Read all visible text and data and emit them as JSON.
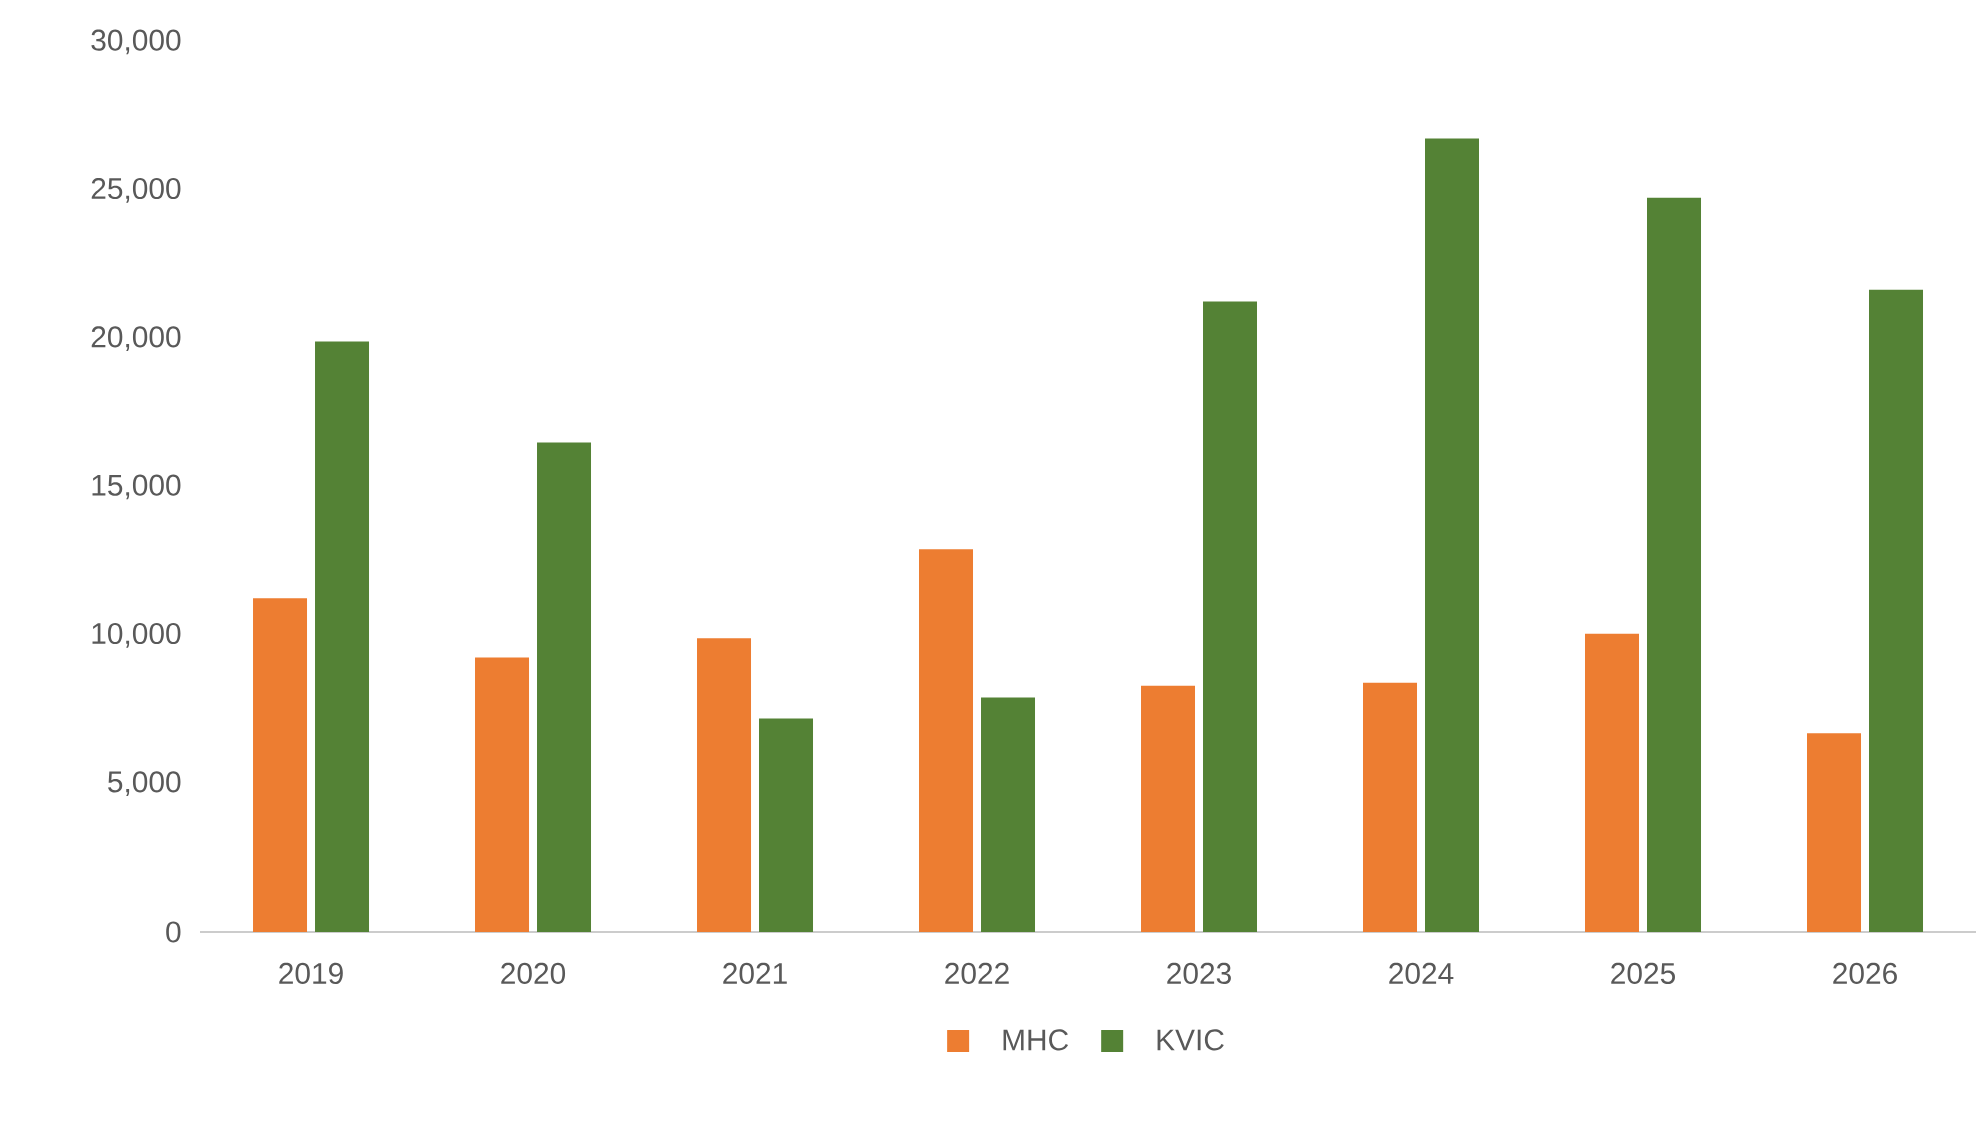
{
  "chart_data": {
    "type": "bar",
    "categories": [
      "2019",
      "2020",
      "2021",
      "2022",
      "2023",
      "2024",
      "2025",
      "2026"
    ],
    "series": [
      {
        "name": "MHC",
        "color": "#ed7d31",
        "values": [
          11250,
          9250,
          9900,
          12900,
          8300,
          8400,
          10050,
          6700
        ]
      },
      {
        "name": "KVIC",
        "color": "#548235",
        "values": [
          19900,
          16500,
          7200,
          7900,
          21250,
          26750,
          24750,
          21650
        ]
      }
    ],
    "ylim": [
      0,
      30000
    ],
    "yticks": [
      0,
      {
        "value": 5000,
        "label": "5,000"
      },
      {
        "value": 10000,
        "label": "10,000"
      },
      {
        "value": 15000,
        "label": "15,000"
      },
      {
        "value": 20000,
        "label": "20,000"
      },
      {
        "value": 25000,
        "label": "25,000"
      },
      {
        "value": 30000,
        "label": "30,000"
      }
    ],
    "grid": false,
    "legend": "bottom"
  }
}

^^^^^^^^

> GIVEN REQUEST: Identify every line where the string "label" appears.

> WORKED ANSWER:
        "label": "5,000"
        "label": "10,000"
        "label": "15,000"
        "label": "20,000"
        "label": "25,000"
        "label": "30,000"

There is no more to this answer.